Written task:
Transcribe the listing that follows in full, omitting pictures.

======== Data in this exercise

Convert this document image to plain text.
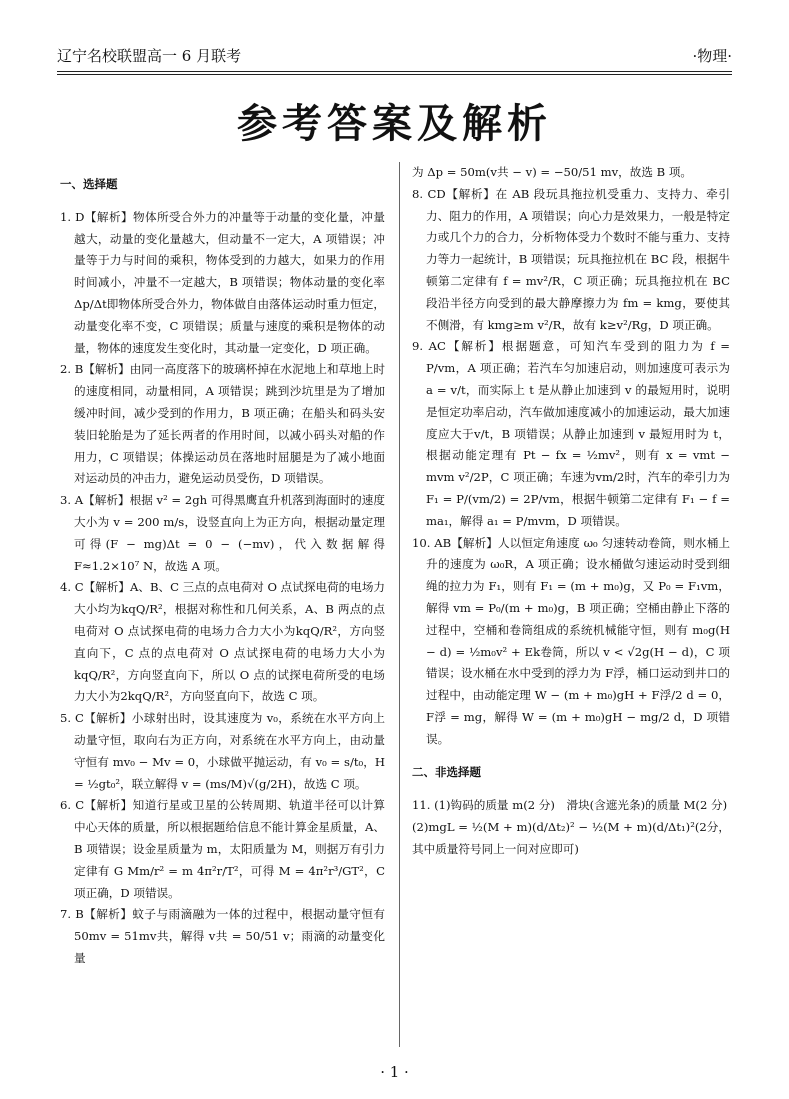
辽宁名校联盟高一 6 月联考	·物理·
参考答案及解析

一、选择题

1. D【解析】物体所受合外力的冲量等于动量的变化量，冲量越大，动量的变化量越大，但动量不一定大，A 项错误；冲量等于力与时间的乘积，物体受到的力越大，如果力的作用时间减小，冲量不一定越大，B 项错误；物体动量的变化率Δp/Δt即物体所受合外力，物体做自由落体运动时重力恒定，动量变化率不变，C 项错误；质量与速度的乘积是物体的动量，物体的速度发生变化时，其动量一定变化，D 项正确。

2. B【解析】由同一高度落下的玻璃杯掉在水泥地上和草地上时的速度相同，动量相同，A 项错误；跳到沙坑里是为了增加缓冲时间，减少受到的作用力，B 项正确；在船头和码头安装旧轮胎是为了延长两者的作用时间，以减小码头对船的作用力，C 项错误；体操运动员在落地时屈腿是为了减小地面对运动员的冲击力，避免运动员受伤，D 项错误。

3. A【解析】根据 v² = 2gh 可得黑鹰直升机落到海面时的速度大小为 v = 200 m/s，设竖直向上为正方向，根据动量定理可得(F − mg)Δt = 0 − (−mv)，代入数据解得 F≈1.2×10⁷ N，故选 A 项。

4. C【解析】A、B、C 三点的点电荷对 O 点试探电荷的电场力大小均为kqQ/R²，根据对称性和几何关系，A、B 两点的点电荷对 O 点试探电荷的电场力合力大小为kqQ/R²，方向竖直向下，C 点的点电荷对 O 点试探电荷的电场力大小为kqQ/R²，方向竖直向下，所以 O 点的试探电荷所受的电场力大小为2kqQ/R²，方向竖直向下，故选 C 项。

5. C【解析】小球射出时，设其速度为 v₀，系统在水平方向上动量守恒，取向右为正方向，对系统在水平方向上，由动量守恒有 mv₀ − Mv = 0，小球做平抛运动，有 v₀ = s/t₀，H = ½gt₀²，联立解得 v = (ms/M)√(g/2H)，故选 C 项。

6. C【解析】知道行星或卫星的公转周期、轨道半径可以计算中心天体的质量，所以根据题给信息不能计算金星质量，A、B 项错误；设金星质量为 m，太阳质量为 M，则据万有引力定律有 G Mm/r² = m 4π²r/T²，可得 M = 4π²r³/GT²，C 项正确，D 项错误。

7. B【解析】蚊子与雨滴融为一体的过程中，根据动量守恒有 50mv = 51mv共，解得 v共 = 50/51 v；雨滴的动量变化量

为 Δp = 50m(v共 − v) = −50/51 mv，故选 B 项。

8. CD【解析】在 AB 段玩具拖拉机受重力、支持力、牵引力、阻力的作用，A 项错误；向心力是效果力，一般是特定力或几个力的合力，分析物体受力个数时不能与重力、支持力等力一起统计，B 项错误；玩具拖拉机在 BC 段，根据牛顿第二定律有 f = mv²/R，C 项正确；玩具拖拉机在 BC 段沿半径方向受到的最大静摩擦力为 fm = kmg，要使其不侧滑，有 kmg≥m v²/R，故有 k≥v²/Rg，D 项正确。

9. AC【解析】根据题意，可知汽车受到的阻力为 f = P/vm，A 项正确；若汽车匀加速启动，则加速度可表示为 a = v/t，而实际上 t 是从静止加速到 v 的最短用时，说明是恒定功率启动，汽车做加速度减小的加速运动，最大加速度应大于v/t，B 项错误；从静止加速到 v 最短用时为 t，根据动能定理有 Pt − fx = ½mv²，则有 x = vmt − mvm v²/2P，C 项正确；车速为vm/2时，汽车的牵引力为 F₁ = P/(vm/2) = 2P/vm，根据牛顿第二定律有 F₁ − f = ma₁，解得 a₁ = P/mvm，D 项错误。

10. AB【解析】人以恒定角速度 ω₀ 匀速转动卷筒，则水桶上升的速度为 ω₀R，A 项正确；设水桶做匀速运动时受到细绳的拉力为 F₁，则有 F₁ = (m + m₀)g，又 P₀ = F₁vm，解得 vm = P₀/(m + m₀)g，B 项正确；空桶由静止下落的过程中，空桶和卷筒组成的系统机械能守恒，则有 m₀g(H − d) = ½m₀v² + Ek卷筒，所以 v < √2g(H − d)，C 项错误；设水桶在水中受到的浮力为 F浮，桶口运动到井口的过程中，由动能定理 W − (m + m₀)gH + F浮/2 d = 0，F浮 = mg，解得 W = (m + m₀)gH − mg/2 d，D 项错误。

二、非选择题

11. (1)钩码的质量 m(2 分)　滑块(含遮光条)的质量 M(2 分)

(2)mgL = ½(M + m)(d/Δt₂)² − ½(M + m)(d/Δt₁)²(2分，其中质量符号同上一问对应即可)

· 1 ·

================

Response to the exercise:
Convert this document image to plain text.
辽宁名校联盟高一 6 月联考	·物理·
参考答案及解析

一、选择题

1. D【解析】物体所受合外力的冲量等于动量的变化量，冲量越大，动量的变化量越大，但动量不一定大，A 项错误；冲量等于力与时间的乘积，物体受到的力越大，如果力的作用时间减小，冲量不一定越大，B 项错误；物体动量的变化率Δp/Δt即物体所受合外力，物体做自由落体运动时重力恒定，动量变化率不变，C 项错误；质量与速度的乘积是物体的动量，物体的速度发生变化时，其动量一定变化，D 项正确。

2. B【解析】由同一高度落下的玻璃杯掉在水泥地上和草地上时的速度相同，动量相同，A 项错误；跳到沙坑里是为了增加缓冲时间，减少受到的作用力，B 项正确；在船头和码头安装旧轮胎是为了延长两者的作用时间，以减小码头对船的作用力，C 项错误；体操运动员在落地时屈腿是为了减小地面对运动员的冲击力，避免运动员受伤，D 项错误。

3. A【解析】根据 v² = 2gh 可得黑鹰直升机落到海面时的速度大小为 v = 200 m/s，设竖直向上为正方向，根据动量定理可得(F − mg)Δt = 0 − (−mv)，代入数据解得 F≈1.2×10⁷ N，故选 A 项。

4. C【解析】A、B、C 三点的点电荷对 O 点试探电荷的电场力大小均为kqQ/R²，根据对称性和几何关系，A、B 两点的点电荷对 O 点试探电荷的电场力合力大小为kqQ/R²，方向竖直向下，C 点的点电荷对 O 点试探电荷的电场力大小为kqQ/R²，方向竖直向下，所以 O 点的试探电荷所受的电场力大小为2kqQ/R²，方向竖直向下，故选 C 项。

5. C【解析】小球射出时，设其速度为 v₀，系统在水平方向上动量守恒，取向右为正方向，对系统在水平方向上，由动量守恒有 mv₀ − Mv = 0，小球做平抛运动，有 v₀ = s/t₀，H = ½gt₀²，联立解得 v = (ms/M)√(g/2H)，故选 C 项。

6. C【解析】知道行星或卫星的公转周期、轨道半径可以计算中心天体的质量，所以根据题给信息不能计算金星质量，A、B 项错误；设金星质量为 m，太阳质量为 M，则据万有引力定律有 G Mm/r² = m 4π²r/T²，可得 M = 4π²r³/GT²，C 项正确，D 项错误。

7. B【解析】蚊子与雨滴融为一体的过程中，根据动量守恒有 50mv = 51mv共，解得 v共 = 50/51 v；雨滴的动量变化量

为 Δp = 50m(v共 − v) = −50/51 mv，故选 B 项。

8. CD【解析】在 AB 段玩具拖拉机受重力、支持力、牵引力、阻力的作用，A 项错误；向心力是效果力，一般是特定力或几个力的合力，分析物体受力个数时不能与重力、支持力等力一起统计，B 项错误；玩具拖拉机在 BC 段，根据牛顿第二定律有 f = mv²/R，C 项正确；玩具拖拉机在 BC 段沿半径方向受到的最大静摩擦力为 fm = kmg，要使其不侧滑，有 kmg≥m v²/R，故有 k≥v²/Rg，D 项正确。

9. AC【解析】根据题意，可知汽车受到的阻力为 f = P/vm，A 项正确；若汽车匀加速启动，则加速度可表示为 a = v/t，而实际上 t 是从静止加速到 v 的最短用时，说明是恒定功率启动，汽车做加速度减小的加速运动，最大加速度应大于v/t，B 项错误；从静止加速到 v 最短用时为 t，根据动能定理有 Pt − fx = ½mv²，则有 x = vmt − mvm v²/2P，C 项正确；车速为vm/2时，汽车的牵引力为 F₁ = P/(vm/2) = 2P/vm，根据牛顿第二定律有 F₁ − f = ma₁，解得 a₁ = P/mvm，D 项错误。

10. AB【解析】人以恒定角速度 ω₀ 匀速转动卷筒，则水桶上升的速度为 ω₀R，A 项正确；设水桶做匀速运动时受到细绳的拉力为 F₁，则有 F₁ = (m + m₀)g，又 P₀ = F₁vm，解得 vm = P₀/(m + m₀)g，B 项正确；空桶由静止下落的过程中，空桶和卷筒组成的系统机械能守恒，则有 m₀g(H − d) = ½m₀v² + Ek卷筒，所以 v < √2g(H − d)，C 项错误；设水桶在水中受到的浮力为 F浮，桶口运动到井口的过程中，由动能定理 W − (m + m₀)gH + F浮/2 d = 0，F浮 = mg，解得 W = (m + m₀)gH − mg/2 d，D 项错误。

二、非选择题

11. (1)钩码的质量 m(2 分)　滑块(含遮光条)的质量 M(2 分)

(2)mgL = ½(M + m)(d/Δt₂)² − ½(M + m)(d/Δt₁)²(2分，其中质量符号同上一问对应即可)

· 1 ·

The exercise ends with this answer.